[start of EXTRACTED ENTRIES]

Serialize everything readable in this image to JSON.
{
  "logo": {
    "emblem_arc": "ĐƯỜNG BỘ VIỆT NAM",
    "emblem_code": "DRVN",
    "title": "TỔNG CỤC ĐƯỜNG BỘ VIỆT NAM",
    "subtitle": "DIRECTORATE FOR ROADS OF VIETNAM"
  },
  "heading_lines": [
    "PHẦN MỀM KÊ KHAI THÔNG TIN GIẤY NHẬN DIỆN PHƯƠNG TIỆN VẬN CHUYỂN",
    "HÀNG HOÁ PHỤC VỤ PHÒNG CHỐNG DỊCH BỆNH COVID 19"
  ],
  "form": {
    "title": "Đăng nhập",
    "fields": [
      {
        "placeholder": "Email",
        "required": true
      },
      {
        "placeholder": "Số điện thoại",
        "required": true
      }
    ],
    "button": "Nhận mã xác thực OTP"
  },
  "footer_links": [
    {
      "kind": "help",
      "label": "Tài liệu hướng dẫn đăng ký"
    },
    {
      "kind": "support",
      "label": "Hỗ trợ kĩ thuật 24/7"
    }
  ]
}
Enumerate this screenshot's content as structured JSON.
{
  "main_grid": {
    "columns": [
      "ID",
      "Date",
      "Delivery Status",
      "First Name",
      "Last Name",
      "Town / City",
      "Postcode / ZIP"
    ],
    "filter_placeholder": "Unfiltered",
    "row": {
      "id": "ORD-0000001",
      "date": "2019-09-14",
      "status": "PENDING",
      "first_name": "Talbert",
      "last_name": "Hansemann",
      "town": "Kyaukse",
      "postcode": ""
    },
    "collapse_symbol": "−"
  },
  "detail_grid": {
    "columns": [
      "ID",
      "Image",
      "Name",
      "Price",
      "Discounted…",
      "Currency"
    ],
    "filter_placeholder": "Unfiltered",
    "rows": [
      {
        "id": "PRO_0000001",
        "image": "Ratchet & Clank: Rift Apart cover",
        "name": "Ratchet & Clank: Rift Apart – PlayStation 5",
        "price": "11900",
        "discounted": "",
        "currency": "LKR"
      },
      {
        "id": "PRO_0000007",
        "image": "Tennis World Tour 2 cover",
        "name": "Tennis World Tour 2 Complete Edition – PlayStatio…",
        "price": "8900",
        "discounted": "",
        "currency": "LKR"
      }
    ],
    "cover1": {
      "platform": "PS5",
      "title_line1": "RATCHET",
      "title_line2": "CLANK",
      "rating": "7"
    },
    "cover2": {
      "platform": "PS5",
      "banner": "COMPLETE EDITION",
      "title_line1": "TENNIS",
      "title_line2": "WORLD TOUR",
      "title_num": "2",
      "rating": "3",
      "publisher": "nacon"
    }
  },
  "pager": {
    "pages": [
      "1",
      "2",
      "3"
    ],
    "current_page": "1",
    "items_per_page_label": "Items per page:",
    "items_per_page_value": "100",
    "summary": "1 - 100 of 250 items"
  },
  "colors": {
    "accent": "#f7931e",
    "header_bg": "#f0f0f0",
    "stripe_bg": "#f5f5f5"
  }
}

[end of EXTRACTED ENTRIES]

- EXERCISE OBJECTIVE
Show the lines from the data above that contain the string "ĐƯỜNG".

- PROBLEM SOLUTION
    "emblem_arc": "ĐƯỜNG BỘ VIỆT NAM",
    "title": "TỔNG CỤC ĐƯỜNG BỘ VIỆT NAM",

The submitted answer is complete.